**SET TASK**: Copy out each line of the material in which the word "kann" appears.

** begin RECORDS PROVIDED **

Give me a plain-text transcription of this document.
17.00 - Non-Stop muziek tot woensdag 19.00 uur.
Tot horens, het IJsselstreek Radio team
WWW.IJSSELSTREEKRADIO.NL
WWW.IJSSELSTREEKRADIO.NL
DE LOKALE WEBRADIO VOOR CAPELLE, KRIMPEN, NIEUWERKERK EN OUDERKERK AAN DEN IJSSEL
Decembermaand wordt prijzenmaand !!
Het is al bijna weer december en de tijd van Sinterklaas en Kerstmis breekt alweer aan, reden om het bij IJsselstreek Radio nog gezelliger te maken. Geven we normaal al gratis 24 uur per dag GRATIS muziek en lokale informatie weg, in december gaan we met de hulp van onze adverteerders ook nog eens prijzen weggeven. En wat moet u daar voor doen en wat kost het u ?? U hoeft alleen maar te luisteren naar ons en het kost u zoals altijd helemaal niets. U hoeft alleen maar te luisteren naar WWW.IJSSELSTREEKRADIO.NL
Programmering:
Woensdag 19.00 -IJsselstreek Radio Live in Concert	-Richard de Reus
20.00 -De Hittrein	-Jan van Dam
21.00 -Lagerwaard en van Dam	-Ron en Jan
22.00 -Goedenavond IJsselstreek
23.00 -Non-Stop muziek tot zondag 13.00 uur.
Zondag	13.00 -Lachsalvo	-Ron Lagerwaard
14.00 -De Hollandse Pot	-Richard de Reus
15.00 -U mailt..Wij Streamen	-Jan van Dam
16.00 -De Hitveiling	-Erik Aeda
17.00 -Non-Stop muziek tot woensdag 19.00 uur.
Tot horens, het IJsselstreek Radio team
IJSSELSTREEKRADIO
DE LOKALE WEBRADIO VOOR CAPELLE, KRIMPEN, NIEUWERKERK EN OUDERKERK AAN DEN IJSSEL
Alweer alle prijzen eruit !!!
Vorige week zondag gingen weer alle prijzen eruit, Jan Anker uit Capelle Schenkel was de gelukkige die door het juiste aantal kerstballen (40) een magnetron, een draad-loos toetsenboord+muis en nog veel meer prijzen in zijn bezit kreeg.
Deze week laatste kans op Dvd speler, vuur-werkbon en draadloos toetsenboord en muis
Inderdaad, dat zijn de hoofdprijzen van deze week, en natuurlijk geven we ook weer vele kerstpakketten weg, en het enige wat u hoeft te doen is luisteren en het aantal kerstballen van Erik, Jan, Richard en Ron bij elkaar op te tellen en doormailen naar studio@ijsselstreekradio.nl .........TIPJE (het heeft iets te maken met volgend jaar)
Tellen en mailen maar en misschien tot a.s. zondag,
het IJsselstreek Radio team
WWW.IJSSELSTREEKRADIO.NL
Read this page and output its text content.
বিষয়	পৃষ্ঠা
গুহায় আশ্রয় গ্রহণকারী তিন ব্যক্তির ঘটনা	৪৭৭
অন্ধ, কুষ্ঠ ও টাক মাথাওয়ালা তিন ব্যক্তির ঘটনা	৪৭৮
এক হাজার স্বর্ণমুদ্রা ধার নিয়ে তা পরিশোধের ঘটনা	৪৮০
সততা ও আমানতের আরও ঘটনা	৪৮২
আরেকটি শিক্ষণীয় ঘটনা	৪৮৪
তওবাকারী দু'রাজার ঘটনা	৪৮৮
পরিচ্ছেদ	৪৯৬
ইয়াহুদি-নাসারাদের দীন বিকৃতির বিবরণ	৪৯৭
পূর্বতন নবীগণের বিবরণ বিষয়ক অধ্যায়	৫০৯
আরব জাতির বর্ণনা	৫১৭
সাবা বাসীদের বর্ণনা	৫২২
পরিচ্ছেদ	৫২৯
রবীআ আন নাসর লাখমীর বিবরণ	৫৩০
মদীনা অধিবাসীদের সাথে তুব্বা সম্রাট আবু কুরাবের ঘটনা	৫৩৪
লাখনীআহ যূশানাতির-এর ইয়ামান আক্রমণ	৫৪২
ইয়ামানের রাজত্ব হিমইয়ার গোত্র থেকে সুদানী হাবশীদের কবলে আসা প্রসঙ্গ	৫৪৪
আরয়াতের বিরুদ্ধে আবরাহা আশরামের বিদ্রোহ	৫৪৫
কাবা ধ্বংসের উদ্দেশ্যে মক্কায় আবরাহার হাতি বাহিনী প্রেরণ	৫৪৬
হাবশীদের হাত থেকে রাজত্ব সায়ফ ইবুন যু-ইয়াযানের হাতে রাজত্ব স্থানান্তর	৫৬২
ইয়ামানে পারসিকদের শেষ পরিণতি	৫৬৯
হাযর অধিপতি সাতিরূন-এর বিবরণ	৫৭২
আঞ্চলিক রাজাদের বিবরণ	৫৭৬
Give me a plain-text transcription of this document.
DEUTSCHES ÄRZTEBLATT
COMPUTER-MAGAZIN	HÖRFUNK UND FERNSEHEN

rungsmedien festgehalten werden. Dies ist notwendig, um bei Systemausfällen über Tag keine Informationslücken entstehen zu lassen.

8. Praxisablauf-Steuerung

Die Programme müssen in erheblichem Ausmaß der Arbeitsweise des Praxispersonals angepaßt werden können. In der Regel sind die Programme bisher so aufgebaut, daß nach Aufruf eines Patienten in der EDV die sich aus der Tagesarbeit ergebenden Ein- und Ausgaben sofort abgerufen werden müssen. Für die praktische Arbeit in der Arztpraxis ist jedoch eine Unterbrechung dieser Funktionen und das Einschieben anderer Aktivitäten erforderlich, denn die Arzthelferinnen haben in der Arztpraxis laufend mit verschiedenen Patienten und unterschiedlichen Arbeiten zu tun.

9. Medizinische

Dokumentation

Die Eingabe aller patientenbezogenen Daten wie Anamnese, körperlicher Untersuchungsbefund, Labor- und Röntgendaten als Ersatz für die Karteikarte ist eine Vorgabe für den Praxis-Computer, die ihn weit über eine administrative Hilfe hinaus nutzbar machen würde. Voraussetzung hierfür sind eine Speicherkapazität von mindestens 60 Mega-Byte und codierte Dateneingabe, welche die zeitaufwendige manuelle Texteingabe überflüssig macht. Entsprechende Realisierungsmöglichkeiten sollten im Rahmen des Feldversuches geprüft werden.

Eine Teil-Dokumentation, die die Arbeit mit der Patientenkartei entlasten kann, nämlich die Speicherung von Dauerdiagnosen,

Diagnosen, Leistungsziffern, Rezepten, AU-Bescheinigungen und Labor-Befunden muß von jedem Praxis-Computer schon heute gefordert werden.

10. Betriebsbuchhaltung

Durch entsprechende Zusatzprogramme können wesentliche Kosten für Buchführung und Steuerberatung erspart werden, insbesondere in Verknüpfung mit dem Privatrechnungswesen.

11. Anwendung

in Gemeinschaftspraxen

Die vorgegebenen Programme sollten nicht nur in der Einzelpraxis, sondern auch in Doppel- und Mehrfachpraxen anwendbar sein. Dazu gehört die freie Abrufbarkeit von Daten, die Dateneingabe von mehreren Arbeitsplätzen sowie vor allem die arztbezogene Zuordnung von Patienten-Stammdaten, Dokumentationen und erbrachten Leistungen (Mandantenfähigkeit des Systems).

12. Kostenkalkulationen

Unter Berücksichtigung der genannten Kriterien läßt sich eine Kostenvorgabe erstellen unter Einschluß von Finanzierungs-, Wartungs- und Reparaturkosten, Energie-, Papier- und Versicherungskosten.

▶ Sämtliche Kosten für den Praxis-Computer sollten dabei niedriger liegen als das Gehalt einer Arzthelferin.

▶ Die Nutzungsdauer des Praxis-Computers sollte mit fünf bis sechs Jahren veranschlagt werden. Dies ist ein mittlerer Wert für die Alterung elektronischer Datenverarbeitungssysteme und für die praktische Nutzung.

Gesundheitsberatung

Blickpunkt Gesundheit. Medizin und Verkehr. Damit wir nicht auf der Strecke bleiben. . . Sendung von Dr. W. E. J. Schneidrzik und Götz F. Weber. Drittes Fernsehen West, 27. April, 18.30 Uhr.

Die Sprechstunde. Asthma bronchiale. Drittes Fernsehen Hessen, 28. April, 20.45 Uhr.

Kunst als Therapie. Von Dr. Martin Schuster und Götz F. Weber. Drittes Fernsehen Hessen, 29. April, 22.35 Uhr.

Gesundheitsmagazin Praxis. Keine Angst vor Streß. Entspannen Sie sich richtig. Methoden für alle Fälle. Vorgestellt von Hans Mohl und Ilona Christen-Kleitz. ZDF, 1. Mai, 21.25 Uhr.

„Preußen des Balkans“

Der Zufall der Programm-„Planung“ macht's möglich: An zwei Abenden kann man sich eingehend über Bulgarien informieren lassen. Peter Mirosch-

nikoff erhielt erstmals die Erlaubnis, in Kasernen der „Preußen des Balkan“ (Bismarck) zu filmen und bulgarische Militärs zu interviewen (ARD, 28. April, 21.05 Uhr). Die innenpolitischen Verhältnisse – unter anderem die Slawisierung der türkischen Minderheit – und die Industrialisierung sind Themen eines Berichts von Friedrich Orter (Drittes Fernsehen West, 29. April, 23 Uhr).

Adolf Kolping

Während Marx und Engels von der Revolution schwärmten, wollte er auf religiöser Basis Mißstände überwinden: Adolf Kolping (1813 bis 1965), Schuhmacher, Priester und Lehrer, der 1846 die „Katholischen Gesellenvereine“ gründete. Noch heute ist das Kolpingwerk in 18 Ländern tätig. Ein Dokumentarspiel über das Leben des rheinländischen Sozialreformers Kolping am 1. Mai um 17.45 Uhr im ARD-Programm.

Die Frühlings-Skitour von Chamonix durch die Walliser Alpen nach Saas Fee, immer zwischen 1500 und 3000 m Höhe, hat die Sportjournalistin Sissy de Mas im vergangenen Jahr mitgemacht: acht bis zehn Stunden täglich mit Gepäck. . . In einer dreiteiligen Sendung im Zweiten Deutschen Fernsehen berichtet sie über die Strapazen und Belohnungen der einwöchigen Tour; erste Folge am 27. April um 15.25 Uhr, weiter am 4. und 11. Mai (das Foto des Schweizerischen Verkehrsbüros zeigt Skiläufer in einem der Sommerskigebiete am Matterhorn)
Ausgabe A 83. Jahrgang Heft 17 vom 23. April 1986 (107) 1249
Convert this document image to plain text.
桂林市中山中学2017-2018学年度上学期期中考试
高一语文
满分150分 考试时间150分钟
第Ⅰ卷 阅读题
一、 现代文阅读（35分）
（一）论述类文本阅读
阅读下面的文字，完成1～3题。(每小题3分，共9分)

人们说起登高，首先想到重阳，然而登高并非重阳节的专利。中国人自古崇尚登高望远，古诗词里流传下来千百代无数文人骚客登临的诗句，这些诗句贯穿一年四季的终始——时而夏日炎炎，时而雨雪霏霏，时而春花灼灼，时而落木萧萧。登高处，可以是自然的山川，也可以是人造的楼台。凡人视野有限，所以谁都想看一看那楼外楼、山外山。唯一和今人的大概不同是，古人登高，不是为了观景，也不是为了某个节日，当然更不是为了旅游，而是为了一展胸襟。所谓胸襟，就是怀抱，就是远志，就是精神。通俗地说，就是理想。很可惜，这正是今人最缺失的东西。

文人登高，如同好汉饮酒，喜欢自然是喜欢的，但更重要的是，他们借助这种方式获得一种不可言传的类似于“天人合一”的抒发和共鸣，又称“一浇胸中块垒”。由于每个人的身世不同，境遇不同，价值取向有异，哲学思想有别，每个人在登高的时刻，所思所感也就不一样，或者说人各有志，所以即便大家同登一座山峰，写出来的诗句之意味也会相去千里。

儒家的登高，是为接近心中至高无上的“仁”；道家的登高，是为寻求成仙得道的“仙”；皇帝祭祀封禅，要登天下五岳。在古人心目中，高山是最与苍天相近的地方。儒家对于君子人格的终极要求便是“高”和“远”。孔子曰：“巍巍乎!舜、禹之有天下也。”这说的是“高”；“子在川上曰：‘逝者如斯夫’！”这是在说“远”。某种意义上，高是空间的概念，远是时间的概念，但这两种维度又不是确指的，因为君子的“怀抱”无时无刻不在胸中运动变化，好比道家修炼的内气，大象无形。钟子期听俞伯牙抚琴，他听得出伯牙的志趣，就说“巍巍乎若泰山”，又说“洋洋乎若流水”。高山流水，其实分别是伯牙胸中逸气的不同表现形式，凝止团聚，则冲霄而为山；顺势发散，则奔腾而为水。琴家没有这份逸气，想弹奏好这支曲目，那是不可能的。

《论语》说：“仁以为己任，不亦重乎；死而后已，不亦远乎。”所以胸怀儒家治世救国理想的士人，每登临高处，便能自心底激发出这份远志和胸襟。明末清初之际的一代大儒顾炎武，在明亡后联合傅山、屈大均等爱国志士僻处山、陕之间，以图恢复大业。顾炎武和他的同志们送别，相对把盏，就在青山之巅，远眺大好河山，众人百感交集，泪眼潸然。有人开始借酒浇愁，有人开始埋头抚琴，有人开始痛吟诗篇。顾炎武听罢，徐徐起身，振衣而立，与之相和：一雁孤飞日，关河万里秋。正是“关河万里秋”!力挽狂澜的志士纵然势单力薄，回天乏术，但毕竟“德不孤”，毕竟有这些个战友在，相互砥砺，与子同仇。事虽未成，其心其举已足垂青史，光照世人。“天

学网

** end RECORDS PROVIDED **

**TASK OUTPUT**:
Eine Teil-Dokumentation, die die Arbeit mit der Patientenkartei entlasten kann, nämlich die Speicherung von Dauerdiagnosen,
Der Zufall der Programm-„Planung“ macht's möglich: An zwei Abenden kann man sich eingehend über Bulgarien informieren lassen. Peter Mirosch-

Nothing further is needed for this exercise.